── Data shown

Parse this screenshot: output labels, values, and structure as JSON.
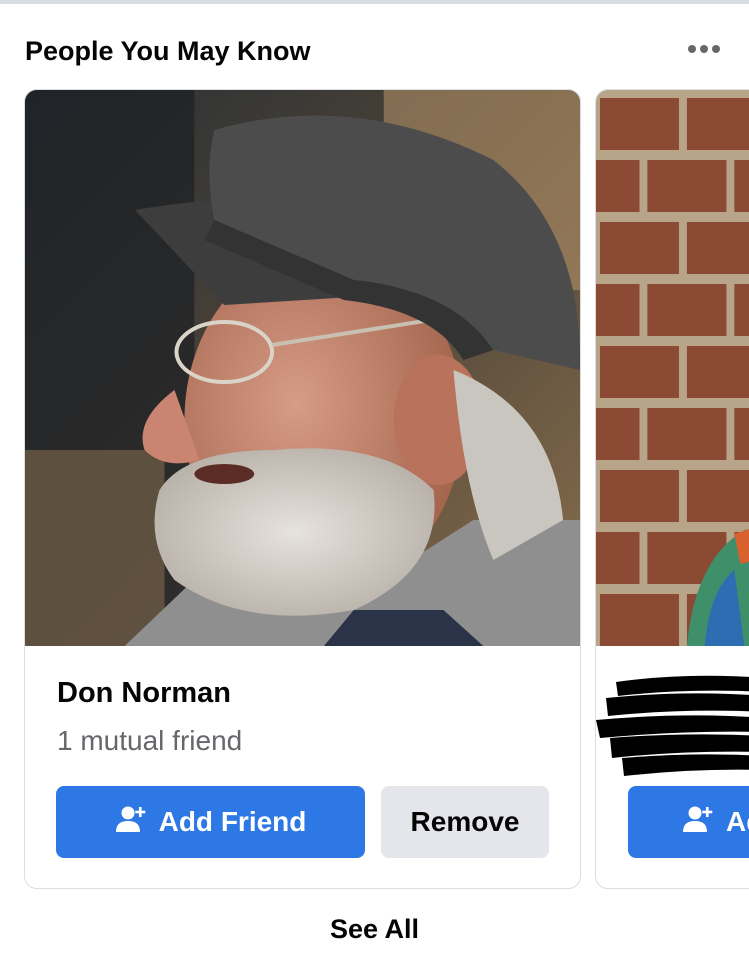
{
  "section": {
    "title": "People You May Know",
    "more_icon": "more-horizontal-icon"
  },
  "cards": [
    {
      "name": "Don Norman",
      "mutual_friends": "1 mutual friend",
      "add_label": "Add Friend",
      "remove_label": "Remove",
      "add_icon": "add-friend-icon"
    },
    {
      "name_redacted": true,
      "add_label": "Ad",
      "add_icon": "add-friend-icon"
    }
  ],
  "footer": {
    "see_all_label": "See All"
  },
  "colors": {
    "primary": "#2d78e4",
    "secondary_button": "#e4e6eb",
    "text": "#050505",
    "muted_text": "#65676b",
    "border": "#dadde1"
  }
}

────

Reproduce the entries above without change, omitting all pictures.

Parse this screenshot: output labels, values, and structure as JSON.
{
  "section": {
    "title": "People You May Know",
    "more_icon": "more-horizontal-icon"
  },
  "cards": [
    {
      "name": "Don Norman",
      "mutual_friends": "1 mutual friend",
      "add_label": "Add Friend",
      "remove_label": "Remove",
      "add_icon": "add-friend-icon"
    },
    {
      "name_redacted": true,
      "add_label": "Ad",
      "add_icon": "add-friend-icon"
    }
  ],
  "footer": {
    "see_all_label": "See All"
  },
  "colors": {
    "primary": "#2d78e4",
    "secondary_button": "#e4e6eb",
    "text": "#050505",
    "muted_text": "#65676b",
    "border": "#dadde1"
  }
}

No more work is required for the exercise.